## Begin

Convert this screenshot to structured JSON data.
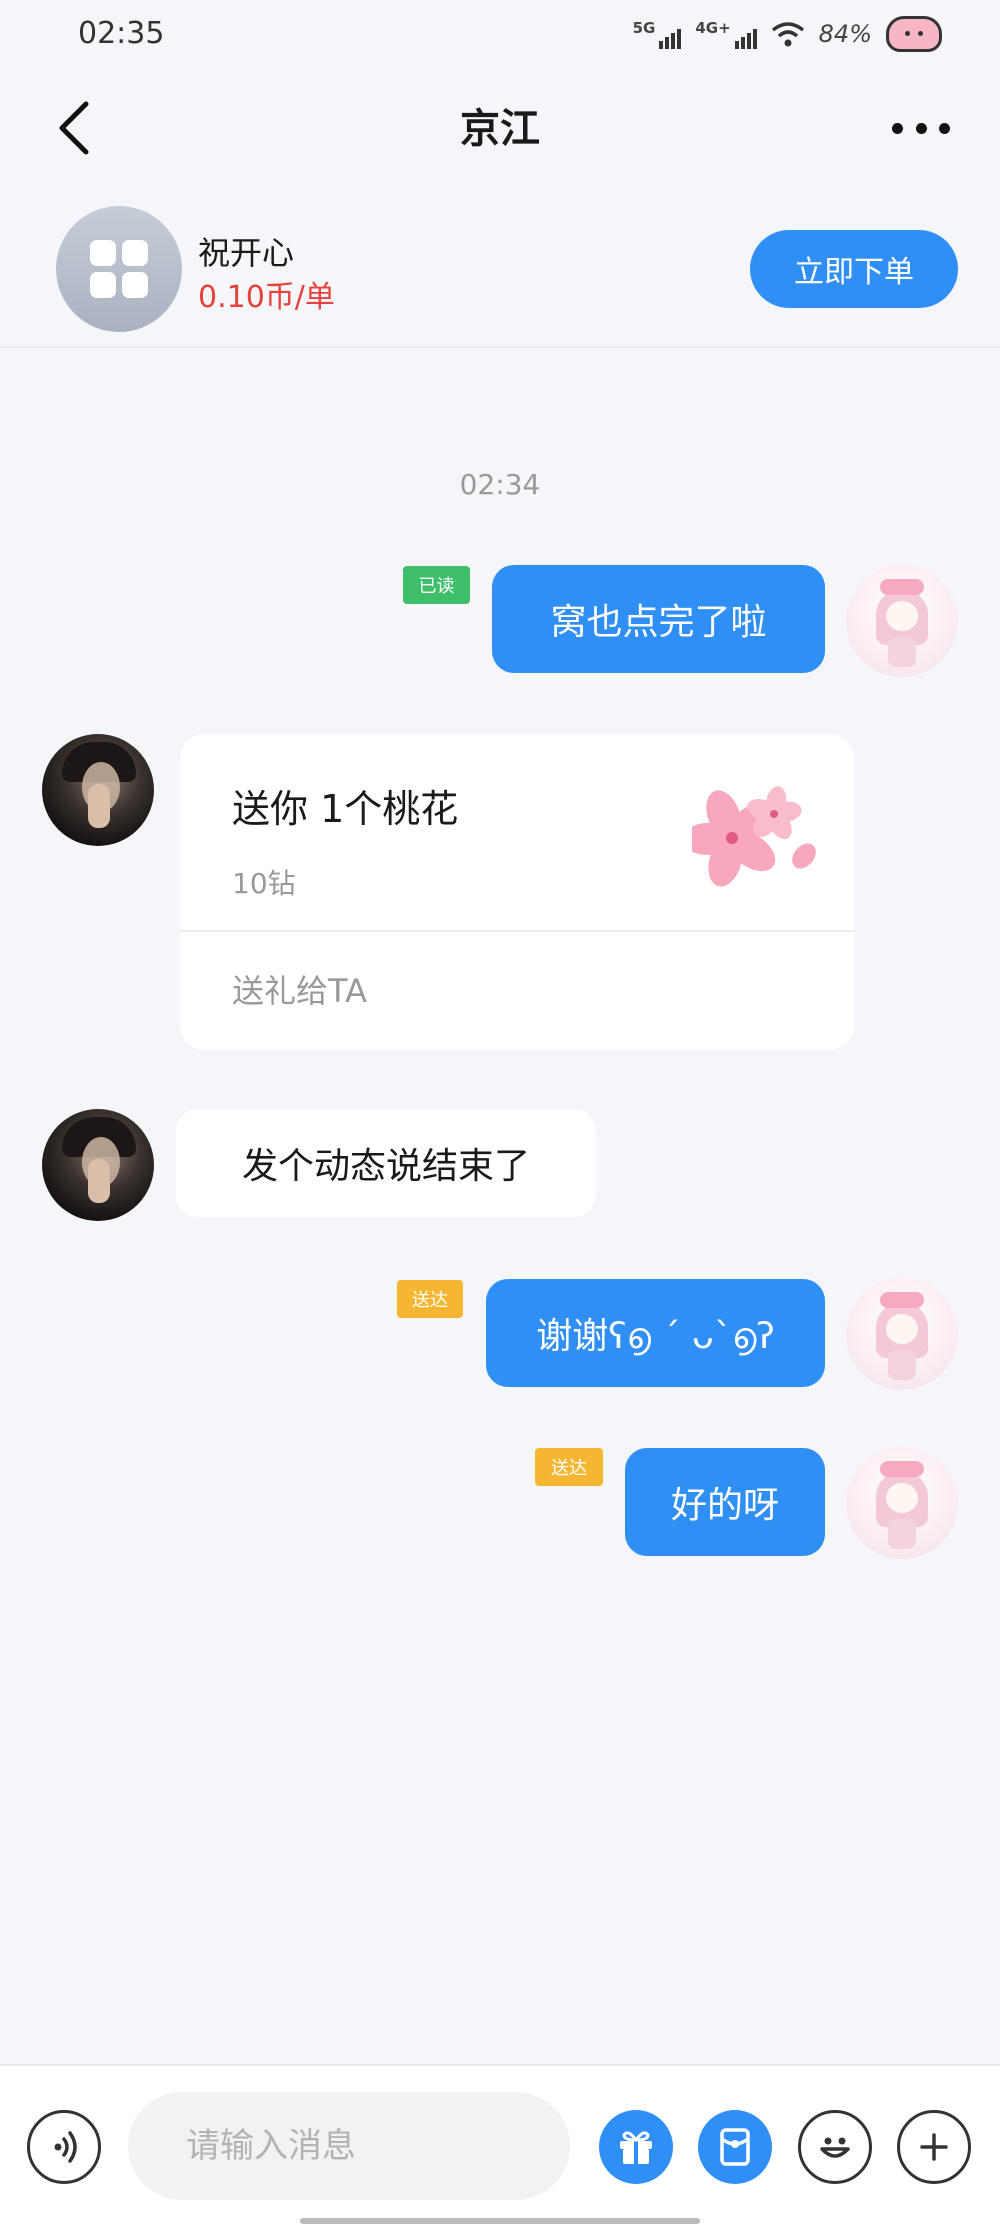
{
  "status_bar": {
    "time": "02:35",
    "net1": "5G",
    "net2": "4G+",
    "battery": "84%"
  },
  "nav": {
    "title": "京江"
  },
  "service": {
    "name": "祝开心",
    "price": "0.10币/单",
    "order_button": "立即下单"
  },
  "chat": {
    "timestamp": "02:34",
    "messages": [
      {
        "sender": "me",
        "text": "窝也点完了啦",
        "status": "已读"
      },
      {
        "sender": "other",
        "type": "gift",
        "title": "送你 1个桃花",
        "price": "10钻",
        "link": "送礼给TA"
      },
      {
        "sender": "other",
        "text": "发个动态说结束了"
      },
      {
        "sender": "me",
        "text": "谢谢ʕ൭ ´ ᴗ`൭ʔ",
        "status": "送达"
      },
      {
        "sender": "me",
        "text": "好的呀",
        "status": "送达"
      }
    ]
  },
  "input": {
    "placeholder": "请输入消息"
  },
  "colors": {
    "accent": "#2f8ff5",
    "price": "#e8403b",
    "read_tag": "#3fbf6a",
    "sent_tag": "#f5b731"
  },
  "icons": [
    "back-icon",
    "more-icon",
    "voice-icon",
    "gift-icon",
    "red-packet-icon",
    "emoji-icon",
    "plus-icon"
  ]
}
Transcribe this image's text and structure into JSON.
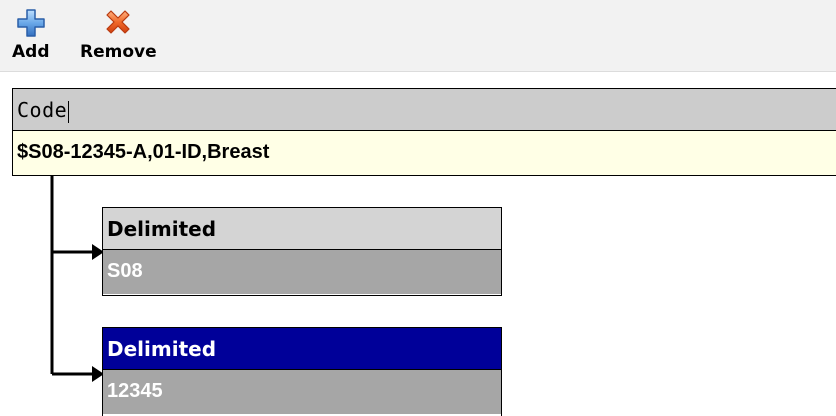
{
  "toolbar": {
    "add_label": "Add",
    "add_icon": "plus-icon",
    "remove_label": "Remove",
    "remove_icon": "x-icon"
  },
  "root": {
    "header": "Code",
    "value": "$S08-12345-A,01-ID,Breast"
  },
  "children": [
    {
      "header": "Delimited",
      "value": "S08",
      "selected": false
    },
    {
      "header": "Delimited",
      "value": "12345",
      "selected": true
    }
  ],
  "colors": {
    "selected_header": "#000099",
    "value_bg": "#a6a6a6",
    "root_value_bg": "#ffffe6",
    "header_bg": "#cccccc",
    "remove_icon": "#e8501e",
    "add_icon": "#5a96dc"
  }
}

## End

TASK BRIEF — Transcribe the complete set of entries verbatim. No pictures belong in the copy.

REPLY —
Convert this screenshot to structured JSON data.
{
  "status_bar": {
    "time": "02:35",
    "net1": "5G",
    "net2": "4G+",
    "battery": "84%"
  },
  "nav": {
    "title": "京江"
  },
  "service": {
    "name": "祝开心",
    "price": "0.10币/单",
    "order_button": "立即下单"
  },
  "chat": {
    "timestamp": "02:34",
    "messages": [
      {
        "sender": "me",
        "text": "窝也点完了啦",
        "status": "已读"
      },
      {
        "sender": "other",
        "type": "gift",
        "title": "送你 1个桃花",
        "price": "10钻",
        "link": "送礼给TA"
      },
      {
        "sender": "other",
        "text": "发个动态说结束了"
      },
      {
        "sender": "me",
        "text": "谢谢ʕ൭ ´ ᴗ`൭ʔ",
        "status": "送达"
      },
      {
        "sender": "me",
        "text": "好的呀",
        "status": "送达"
      }
    ]
  },
  "input": {
    "placeholder": "请输入消息"
  },
  "colors": {
    "accent": "#2f8ff5",
    "price": "#e8403b",
    "read_tag": "#3fbf6a",
    "sent_tag": "#f5b731"
  },
  "icons": [
    "back-icon",
    "more-icon",
    "voice-icon",
    "gift-icon",
    "red-packet-icon",
    "emoji-icon",
    "plus-icon"
  ]
}
Transcribe this image's text and structure into JSON.
{
  "toolbar": {
    "add_label": "Add",
    "add_icon": "plus-icon",
    "remove_label": "Remove",
    "remove_icon": "x-icon"
  },
  "root": {
    "header": "Code",
    "value": "$S08-12345-A,01-ID,Breast"
  },
  "children": [
    {
      "header": "Delimited",
      "value": "S08",
      "selected": false
    },
    {
      "header": "Delimited",
      "value": "12345",
      "selected": true
    }
  ],
  "colors": {
    "selected_header": "#000099",
    "value_bg": "#a6a6a6",
    "root_value_bg": "#ffffe6",
    "header_bg": "#cccccc",
    "remove_icon": "#e8501e",
    "add_icon": "#5a96dc"
  }
}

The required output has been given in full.